**Document text:**
+ + + + + + +
The Internet Of Things Is Going To Bring A Plethora Of Challenges

By   ISBuzz Team
Writer , Information Security Buzz | Mar 03, 2014 01:44 am PST

With 2014 being dubbed as the year of the ´Internet of Things´ (IoT), what are your major concerns regarding the security & privacy issues that consumers face now, and potential problems they could have in the future?

You’re sitting at home, watching some Disney movie with the kids when suddenly a Miley Cyrus wannabe appears on the screen, twerking away. 

You are stunned, of course. How could this happen? The remote is way over there, no one’s touched it and your WiFi network password is so complex even you have a hard time remembering it.

Welcome to the Internet of Things.

You might be thinking that’s just not possible, but I’m sure fans of Star Trek in the 1960s didn’t think most of that technology was possible either.
+ + + + + + +
**Provided material:**

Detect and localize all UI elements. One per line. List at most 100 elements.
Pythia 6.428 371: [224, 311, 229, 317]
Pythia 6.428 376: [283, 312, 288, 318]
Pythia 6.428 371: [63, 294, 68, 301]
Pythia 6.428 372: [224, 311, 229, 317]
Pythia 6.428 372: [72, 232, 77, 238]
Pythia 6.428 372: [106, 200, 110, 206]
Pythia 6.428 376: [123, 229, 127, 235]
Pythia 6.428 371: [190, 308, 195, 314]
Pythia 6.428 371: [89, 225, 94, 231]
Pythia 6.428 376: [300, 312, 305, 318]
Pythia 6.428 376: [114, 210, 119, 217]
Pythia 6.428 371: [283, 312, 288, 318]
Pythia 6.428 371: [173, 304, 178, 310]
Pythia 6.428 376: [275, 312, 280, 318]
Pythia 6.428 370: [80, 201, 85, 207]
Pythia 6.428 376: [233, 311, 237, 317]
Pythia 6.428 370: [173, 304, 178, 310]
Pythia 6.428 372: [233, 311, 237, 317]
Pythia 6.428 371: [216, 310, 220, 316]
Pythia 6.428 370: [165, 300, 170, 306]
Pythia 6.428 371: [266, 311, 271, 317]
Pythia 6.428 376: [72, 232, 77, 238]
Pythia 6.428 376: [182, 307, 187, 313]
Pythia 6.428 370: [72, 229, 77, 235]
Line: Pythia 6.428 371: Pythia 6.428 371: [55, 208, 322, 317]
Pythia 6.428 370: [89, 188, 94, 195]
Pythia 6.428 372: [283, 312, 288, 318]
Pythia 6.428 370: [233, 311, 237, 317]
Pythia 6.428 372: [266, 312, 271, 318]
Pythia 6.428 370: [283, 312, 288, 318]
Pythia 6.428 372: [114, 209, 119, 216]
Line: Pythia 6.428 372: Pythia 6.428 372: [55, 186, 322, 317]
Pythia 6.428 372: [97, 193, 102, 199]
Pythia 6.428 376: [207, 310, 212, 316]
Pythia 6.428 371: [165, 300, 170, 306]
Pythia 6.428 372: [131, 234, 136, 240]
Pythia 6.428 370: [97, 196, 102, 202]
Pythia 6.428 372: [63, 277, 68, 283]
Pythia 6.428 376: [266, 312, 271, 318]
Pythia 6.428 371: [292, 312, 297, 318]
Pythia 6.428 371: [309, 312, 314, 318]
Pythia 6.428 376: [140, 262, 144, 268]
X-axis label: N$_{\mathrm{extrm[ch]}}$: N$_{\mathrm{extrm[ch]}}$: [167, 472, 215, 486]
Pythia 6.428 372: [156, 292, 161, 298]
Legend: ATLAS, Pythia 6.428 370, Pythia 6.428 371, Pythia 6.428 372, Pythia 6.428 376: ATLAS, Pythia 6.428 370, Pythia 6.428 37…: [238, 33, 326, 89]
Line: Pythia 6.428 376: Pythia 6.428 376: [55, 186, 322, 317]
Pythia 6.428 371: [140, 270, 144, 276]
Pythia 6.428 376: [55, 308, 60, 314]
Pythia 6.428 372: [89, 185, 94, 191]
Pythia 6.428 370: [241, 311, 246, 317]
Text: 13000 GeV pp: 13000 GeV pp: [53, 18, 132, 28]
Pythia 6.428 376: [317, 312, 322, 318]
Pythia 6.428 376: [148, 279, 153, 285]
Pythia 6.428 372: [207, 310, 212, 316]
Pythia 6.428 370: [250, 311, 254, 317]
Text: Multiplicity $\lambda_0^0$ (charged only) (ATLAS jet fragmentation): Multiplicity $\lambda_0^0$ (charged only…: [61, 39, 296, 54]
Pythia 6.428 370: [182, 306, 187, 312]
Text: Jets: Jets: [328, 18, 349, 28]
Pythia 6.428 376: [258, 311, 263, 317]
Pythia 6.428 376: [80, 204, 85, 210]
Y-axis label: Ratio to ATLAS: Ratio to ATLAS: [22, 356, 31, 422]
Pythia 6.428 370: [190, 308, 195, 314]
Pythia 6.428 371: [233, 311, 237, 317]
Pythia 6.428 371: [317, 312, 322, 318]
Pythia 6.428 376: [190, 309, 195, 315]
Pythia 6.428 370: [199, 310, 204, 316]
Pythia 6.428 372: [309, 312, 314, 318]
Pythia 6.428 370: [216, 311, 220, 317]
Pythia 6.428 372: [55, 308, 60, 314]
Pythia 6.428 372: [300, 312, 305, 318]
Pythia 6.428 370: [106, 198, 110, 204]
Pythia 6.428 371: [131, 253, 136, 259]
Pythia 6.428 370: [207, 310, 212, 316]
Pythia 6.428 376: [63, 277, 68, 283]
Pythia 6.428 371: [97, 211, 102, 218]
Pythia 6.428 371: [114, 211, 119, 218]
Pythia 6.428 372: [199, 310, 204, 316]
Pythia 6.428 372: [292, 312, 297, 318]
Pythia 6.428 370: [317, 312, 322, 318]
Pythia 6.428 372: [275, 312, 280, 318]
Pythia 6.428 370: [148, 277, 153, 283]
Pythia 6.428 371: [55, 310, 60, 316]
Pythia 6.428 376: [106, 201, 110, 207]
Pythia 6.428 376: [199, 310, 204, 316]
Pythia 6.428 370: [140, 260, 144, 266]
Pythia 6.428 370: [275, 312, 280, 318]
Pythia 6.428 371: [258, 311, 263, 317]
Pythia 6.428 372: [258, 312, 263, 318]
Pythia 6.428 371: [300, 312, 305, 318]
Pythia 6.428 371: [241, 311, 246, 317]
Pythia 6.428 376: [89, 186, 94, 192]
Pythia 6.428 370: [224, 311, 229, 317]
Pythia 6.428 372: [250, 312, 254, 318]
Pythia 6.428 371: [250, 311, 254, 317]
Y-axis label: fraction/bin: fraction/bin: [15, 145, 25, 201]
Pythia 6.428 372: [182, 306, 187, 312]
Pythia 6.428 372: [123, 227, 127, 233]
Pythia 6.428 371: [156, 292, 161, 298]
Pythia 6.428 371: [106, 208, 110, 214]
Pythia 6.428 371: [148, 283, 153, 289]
+ + + + + + +
**What you need to do:**
Translate this sentence from the Internet of Things article above into Spanish: "The remote is way over there, no one’s touched it and your WiFi network password is so complex even you have a hard time remembering it."

**Correct output:**
El control remoto está muy lejos, nadie lo ha tocado y la contraseña de tu red WiFi es tan compleja que incluso a ti te cuesta recordarla.